Saved data entries
[start]

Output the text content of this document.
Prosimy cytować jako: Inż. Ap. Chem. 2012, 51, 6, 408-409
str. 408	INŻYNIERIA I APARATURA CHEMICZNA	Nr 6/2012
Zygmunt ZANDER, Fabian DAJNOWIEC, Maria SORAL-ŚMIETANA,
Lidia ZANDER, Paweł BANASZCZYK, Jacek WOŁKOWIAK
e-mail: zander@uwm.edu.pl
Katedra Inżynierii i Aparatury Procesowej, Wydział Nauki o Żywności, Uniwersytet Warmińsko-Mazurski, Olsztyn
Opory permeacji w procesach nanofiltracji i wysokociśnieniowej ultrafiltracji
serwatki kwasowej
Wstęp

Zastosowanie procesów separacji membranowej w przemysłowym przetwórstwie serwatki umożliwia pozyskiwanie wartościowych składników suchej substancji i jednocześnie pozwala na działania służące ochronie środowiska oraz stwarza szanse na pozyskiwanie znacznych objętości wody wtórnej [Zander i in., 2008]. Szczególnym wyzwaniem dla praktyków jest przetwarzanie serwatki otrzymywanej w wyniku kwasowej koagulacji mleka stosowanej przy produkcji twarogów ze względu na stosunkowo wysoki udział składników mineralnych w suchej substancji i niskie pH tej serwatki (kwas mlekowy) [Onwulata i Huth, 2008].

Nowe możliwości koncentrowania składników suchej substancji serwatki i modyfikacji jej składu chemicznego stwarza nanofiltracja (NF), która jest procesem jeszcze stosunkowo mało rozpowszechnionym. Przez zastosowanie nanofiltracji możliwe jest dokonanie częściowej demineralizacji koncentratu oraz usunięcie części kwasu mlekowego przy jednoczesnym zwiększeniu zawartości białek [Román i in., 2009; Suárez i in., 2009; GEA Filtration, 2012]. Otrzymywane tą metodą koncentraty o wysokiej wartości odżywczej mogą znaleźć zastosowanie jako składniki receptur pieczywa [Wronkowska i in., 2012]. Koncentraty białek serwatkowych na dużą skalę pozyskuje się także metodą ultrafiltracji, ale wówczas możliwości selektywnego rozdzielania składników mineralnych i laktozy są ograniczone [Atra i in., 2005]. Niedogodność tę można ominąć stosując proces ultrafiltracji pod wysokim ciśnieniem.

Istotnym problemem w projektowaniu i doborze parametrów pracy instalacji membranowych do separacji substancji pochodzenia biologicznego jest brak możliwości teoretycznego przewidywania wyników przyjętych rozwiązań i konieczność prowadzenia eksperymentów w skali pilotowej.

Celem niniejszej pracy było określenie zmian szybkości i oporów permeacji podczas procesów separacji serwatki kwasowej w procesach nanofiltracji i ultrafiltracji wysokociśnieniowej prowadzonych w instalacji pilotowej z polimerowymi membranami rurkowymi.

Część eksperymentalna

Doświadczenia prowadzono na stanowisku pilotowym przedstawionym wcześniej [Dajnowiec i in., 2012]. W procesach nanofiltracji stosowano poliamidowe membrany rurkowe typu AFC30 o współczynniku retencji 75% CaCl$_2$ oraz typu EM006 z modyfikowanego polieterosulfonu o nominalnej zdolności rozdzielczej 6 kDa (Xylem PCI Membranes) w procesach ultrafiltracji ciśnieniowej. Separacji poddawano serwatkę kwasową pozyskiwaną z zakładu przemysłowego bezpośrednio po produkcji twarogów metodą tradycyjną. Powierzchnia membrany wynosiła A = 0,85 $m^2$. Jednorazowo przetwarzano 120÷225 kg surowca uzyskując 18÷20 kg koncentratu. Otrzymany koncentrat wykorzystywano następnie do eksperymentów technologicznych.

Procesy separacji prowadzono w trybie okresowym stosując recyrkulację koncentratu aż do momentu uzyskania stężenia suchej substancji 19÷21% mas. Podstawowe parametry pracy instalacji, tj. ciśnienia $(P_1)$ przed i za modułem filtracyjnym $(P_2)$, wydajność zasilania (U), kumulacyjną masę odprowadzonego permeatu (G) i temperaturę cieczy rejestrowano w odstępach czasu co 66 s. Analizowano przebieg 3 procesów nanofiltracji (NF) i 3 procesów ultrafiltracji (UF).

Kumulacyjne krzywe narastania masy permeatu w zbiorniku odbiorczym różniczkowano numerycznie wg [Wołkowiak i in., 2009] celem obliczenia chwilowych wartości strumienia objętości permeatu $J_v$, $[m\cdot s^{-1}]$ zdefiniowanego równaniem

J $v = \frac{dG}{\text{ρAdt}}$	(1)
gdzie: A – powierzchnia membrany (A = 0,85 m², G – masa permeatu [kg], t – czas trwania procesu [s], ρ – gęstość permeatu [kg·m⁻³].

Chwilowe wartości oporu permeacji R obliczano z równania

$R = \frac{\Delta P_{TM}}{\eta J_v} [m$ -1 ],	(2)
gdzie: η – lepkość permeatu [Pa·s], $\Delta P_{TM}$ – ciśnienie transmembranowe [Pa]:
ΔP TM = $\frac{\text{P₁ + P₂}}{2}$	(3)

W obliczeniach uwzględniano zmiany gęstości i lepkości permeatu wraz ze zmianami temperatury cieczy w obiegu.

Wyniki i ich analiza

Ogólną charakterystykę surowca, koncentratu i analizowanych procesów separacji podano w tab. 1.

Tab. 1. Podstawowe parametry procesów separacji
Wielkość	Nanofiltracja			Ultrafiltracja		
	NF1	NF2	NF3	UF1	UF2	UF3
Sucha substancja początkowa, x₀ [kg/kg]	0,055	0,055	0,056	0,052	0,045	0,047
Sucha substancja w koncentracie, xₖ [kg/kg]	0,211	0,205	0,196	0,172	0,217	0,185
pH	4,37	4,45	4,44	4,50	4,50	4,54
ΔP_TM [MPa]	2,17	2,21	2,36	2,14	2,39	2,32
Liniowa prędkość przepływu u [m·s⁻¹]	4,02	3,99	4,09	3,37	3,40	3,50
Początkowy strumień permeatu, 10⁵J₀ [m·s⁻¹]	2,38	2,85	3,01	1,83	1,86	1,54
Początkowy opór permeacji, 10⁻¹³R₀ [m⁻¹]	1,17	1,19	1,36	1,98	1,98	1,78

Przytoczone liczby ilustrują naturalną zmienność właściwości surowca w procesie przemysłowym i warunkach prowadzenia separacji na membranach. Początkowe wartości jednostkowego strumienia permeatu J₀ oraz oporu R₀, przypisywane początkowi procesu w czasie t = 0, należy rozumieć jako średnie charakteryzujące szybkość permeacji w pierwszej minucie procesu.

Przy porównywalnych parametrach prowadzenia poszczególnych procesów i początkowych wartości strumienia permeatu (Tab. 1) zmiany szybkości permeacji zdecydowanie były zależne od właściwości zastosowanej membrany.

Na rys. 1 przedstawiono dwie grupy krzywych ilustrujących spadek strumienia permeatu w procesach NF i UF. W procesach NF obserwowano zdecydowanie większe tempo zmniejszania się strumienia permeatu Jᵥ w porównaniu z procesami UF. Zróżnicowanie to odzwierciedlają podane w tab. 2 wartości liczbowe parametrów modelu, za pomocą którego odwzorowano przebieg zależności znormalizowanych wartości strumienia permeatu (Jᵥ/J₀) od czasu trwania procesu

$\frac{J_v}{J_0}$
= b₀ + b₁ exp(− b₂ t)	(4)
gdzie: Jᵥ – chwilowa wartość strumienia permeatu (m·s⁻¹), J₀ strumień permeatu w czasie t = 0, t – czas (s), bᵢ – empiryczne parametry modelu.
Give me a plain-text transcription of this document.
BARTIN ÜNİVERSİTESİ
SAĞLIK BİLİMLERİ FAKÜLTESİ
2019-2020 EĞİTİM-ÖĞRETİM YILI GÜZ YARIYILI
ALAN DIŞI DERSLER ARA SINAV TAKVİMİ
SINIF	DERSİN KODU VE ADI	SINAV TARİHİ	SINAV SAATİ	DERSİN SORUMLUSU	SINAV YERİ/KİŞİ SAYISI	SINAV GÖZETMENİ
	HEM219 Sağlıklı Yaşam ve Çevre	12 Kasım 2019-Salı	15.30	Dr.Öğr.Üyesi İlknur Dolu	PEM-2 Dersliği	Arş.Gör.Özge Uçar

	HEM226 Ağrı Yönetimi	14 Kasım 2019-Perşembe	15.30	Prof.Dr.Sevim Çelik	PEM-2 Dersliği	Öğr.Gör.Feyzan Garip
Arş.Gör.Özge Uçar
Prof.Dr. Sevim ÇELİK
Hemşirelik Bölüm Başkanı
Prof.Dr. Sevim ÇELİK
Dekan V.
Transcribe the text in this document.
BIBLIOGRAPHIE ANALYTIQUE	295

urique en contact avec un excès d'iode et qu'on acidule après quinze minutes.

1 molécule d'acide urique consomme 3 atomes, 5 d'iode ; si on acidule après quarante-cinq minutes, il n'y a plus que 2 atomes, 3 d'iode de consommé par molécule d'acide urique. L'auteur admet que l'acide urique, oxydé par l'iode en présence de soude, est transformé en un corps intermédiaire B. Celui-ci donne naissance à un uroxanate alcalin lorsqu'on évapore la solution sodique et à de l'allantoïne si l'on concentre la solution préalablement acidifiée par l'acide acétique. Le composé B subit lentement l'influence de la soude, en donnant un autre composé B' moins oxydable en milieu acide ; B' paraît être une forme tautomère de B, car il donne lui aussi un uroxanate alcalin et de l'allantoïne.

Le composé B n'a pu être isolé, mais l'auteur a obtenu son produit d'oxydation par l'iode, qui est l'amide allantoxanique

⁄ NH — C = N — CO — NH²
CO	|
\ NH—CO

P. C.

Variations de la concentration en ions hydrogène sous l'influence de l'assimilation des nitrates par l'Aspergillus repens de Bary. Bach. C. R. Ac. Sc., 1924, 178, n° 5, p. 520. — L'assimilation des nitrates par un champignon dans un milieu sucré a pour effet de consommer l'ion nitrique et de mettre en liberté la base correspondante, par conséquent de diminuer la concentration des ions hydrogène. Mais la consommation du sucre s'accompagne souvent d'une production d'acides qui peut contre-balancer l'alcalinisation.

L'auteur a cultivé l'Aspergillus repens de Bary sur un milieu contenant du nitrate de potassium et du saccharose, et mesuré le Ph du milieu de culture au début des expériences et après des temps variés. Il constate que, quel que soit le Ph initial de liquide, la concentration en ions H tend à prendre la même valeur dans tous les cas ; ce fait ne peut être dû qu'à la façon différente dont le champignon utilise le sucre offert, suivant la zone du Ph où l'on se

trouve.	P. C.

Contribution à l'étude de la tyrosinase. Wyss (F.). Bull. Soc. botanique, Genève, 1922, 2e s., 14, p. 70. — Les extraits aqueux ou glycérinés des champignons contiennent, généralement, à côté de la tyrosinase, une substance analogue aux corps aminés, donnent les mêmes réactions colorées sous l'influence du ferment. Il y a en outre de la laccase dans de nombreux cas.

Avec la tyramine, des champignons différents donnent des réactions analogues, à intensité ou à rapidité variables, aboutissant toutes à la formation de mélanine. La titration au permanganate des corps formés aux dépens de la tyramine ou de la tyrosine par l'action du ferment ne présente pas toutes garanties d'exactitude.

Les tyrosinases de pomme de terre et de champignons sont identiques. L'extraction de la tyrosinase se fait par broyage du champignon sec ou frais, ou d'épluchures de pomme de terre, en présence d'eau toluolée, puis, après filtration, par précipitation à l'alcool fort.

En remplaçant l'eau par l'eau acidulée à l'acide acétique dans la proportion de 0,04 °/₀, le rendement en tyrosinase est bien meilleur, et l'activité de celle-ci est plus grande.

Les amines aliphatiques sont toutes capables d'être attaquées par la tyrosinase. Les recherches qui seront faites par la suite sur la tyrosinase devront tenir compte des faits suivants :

[end]

### JOB
Show the lines that mention the word "strumień".

### RESULT
Początkowy strumień permeatu, 10⁵J₀ [m·s⁻¹]	2,38	2,85	3,01	1,83	1,86	1,54
gdzie: Jᵥ – chwilowa wartość strumienia permeatu (m·s⁻¹), J₀ strumień permeatu w czasie t = 0, t – czas (s), bᵢ – empiryczne parametry modelu.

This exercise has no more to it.